--- DATASET EXTRACT ---
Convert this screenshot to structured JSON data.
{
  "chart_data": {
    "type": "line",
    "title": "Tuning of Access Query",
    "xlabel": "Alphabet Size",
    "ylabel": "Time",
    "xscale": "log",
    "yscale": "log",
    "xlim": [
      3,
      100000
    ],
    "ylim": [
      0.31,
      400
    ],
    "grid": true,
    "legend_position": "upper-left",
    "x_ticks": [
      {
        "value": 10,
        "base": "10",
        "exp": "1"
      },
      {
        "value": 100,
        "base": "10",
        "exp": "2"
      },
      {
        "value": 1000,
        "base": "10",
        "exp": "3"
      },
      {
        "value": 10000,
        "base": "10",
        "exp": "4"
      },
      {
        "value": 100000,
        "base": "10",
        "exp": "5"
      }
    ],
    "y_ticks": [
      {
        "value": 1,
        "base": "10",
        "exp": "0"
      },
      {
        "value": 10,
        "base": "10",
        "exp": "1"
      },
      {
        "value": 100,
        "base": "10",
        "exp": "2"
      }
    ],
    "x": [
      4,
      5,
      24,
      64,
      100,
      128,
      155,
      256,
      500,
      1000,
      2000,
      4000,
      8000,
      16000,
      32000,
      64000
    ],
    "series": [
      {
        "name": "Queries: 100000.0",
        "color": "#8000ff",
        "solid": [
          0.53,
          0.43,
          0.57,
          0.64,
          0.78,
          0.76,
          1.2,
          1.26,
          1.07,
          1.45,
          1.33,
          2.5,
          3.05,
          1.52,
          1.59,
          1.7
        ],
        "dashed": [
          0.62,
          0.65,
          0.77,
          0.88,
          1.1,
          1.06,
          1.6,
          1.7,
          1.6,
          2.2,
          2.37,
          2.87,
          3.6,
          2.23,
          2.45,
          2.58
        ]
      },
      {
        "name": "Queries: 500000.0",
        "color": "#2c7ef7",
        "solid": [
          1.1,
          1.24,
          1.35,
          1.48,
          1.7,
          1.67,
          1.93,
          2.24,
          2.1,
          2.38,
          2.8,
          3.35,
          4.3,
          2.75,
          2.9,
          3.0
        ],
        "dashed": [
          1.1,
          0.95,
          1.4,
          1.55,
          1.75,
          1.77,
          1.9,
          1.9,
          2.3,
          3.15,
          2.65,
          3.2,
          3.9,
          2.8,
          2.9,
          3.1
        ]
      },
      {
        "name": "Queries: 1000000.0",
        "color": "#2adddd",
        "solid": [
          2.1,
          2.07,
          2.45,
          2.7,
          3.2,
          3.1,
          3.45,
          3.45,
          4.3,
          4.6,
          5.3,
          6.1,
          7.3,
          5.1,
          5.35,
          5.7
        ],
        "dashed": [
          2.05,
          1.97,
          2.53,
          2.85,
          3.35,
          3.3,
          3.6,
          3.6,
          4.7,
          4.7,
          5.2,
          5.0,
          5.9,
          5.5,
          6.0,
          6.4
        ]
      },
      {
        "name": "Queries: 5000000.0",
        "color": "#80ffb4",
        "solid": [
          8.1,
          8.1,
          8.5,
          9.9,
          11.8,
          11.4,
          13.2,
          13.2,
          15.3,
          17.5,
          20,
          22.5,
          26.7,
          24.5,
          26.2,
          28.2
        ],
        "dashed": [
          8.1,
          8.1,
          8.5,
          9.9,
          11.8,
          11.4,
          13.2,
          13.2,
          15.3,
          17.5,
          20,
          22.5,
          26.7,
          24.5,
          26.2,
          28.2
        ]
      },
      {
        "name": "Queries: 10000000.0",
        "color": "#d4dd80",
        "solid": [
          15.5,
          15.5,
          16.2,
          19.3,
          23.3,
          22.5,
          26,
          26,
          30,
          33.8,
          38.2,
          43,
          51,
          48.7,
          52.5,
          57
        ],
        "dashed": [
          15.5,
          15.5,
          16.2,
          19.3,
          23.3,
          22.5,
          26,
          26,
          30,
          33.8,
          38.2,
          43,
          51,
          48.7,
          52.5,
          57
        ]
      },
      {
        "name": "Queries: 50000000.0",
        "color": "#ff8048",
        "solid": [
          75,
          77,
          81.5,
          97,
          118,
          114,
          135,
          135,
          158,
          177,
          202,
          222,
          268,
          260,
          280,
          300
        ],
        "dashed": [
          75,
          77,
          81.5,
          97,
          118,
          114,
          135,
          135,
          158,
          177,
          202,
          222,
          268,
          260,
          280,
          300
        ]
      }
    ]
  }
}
---
Copy out the whole listing, exactly as written.

Convert this screenshot to structured JSON data.
{
  "chart_data": {
    "type": "line",
    "title": "Tuning of Access Query",
    "xlabel": "Alphabet Size",
    "ylabel": "Time",
    "xscale": "log",
    "yscale": "log",
    "xlim": [
      3,
      100000
    ],
    "ylim": [
      0.31,
      400
    ],
    "grid": true,
    "legend_position": "upper-left",
    "x_ticks": [
      {
        "value": 10,
        "base": "10",
        "exp": "1"
      },
      {
        "value": 100,
        "base": "10",
        "exp": "2"
      },
      {
        "value": 1000,
        "base": "10",
        "exp": "3"
      },
      {
        "value": 10000,
        "base": "10",
        "exp": "4"
      },
      {
        "value": 100000,
        "base": "10",
        "exp": "5"
      }
    ],
    "y_ticks": [
      {
        "value": 1,
        "base": "10",
        "exp": "0"
      },
      {
        "value": 10,
        "base": "10",
        "exp": "1"
      },
      {
        "value": 100,
        "base": "10",
        "exp": "2"
      }
    ],
    "x": [
      4,
      5,
      24,
      64,
      100,
      128,
      155,
      256,
      500,
      1000,
      2000,
      4000,
      8000,
      16000,
      32000,
      64000
    ],
    "series": [
      {
        "name": "Queries: 100000.0",
        "color": "#8000ff",
        "solid": [
          0.53,
          0.43,
          0.57,
          0.64,
          0.78,
          0.76,
          1.2,
          1.26,
          1.07,
          1.45,
          1.33,
          2.5,
          3.05,
          1.52,
          1.59,
          1.7
        ],
        "dashed": [
          0.62,
          0.65,
          0.77,
          0.88,
          1.1,
          1.06,
          1.6,
          1.7,
          1.6,
          2.2,
          2.37,
          2.87,
          3.6,
          2.23,
          2.45,
          2.58
        ]
      },
      {
        "name": "Queries: 500000.0",
        "color": "#2c7ef7",
        "solid": [
          1.1,
          1.24,
          1.35,
          1.48,
          1.7,
          1.67,
          1.93,
          2.24,
          2.1,
          2.38,
          2.8,
          3.35,
          4.3,
          2.75,
          2.9,
          3.0
        ],
        "dashed": [
          1.1,
          0.95,
          1.4,
          1.55,
          1.75,
          1.77,
          1.9,
          1.9,
          2.3,
          3.15,
          2.65,
          3.2,
          3.9,
          2.8,
          2.9,
          3.1
        ]
      },
      {
        "name": "Queries: 1000000.0",
        "color": "#2adddd",
        "solid": [
          2.1,
          2.07,
          2.45,
          2.7,
          3.2,
          3.1,
          3.45,
          3.45,
          4.3,
          4.6,
          5.3,
          6.1,
          7.3,
          5.1,
          5.35,
          5.7
        ],
        "dashed": [
          2.05,
          1.97,
          2.53,
          2.85,
          3.35,
          3.3,
          3.6,
          3.6,
          4.7,
          4.7,
          5.2,
          5.0,
          5.9,
          5.5,
          6.0,
          6.4
        ]
      },
      {
        "name": "Queries: 5000000.0",
        "color": "#80ffb4",
        "solid": [
          8.1,
          8.1,
          8.5,
          9.9,
          11.8,
          11.4,
          13.2,
          13.2,
          15.3,
          17.5,
          20,
          22.5,
          26.7,
          24.5,
          26.2,
          28.2
        ],
        "dashed": [
          8.1,
          8.1,
          8.5,
          9.9,
          11.8,
          11.4,
          13.2,
          13.2,
          15.3,
          17.5,
          20,
          22.5,
          26.7,
          24.5,
          26.2,
          28.2
        ]
      },
      {
        "name": "Queries: 10000000.0",
        "color": "#d4dd80",
        "solid": [
          15.5,
          15.5,
          16.2,
          19.3,
          23.3,
          22.5,
          26,
          26,
          30,
          33.8,
          38.2,
          43,
          51,
          48.7,
          52.5,
          57
        ],
        "dashed": [
          15.5,
          15.5,
          16.2,
          19.3,
          23.3,
          22.5,
          26,
          26,
          30,
          33.8,
          38.2,
          43,
          51,
          48.7,
          52.5,
          57
        ]
      },
      {
        "name": "Queries: 50000000.0",
        "color": "#ff8048",
        "solid": [
          75,
          77,
          81.5,
          97,
          118,
          114,
          135,
          135,
          158,
          177,
          202,
          222,
          268,
          260,
          280,
          300
        ],
        "dashed": [
          75,
          77,
          81.5,
          97,
          118,
          114,
          135,
          135,
          158,
          177,
          202,
          222,
          268,
          260,
          280,
          300
        ]
      }
    ]
  }
}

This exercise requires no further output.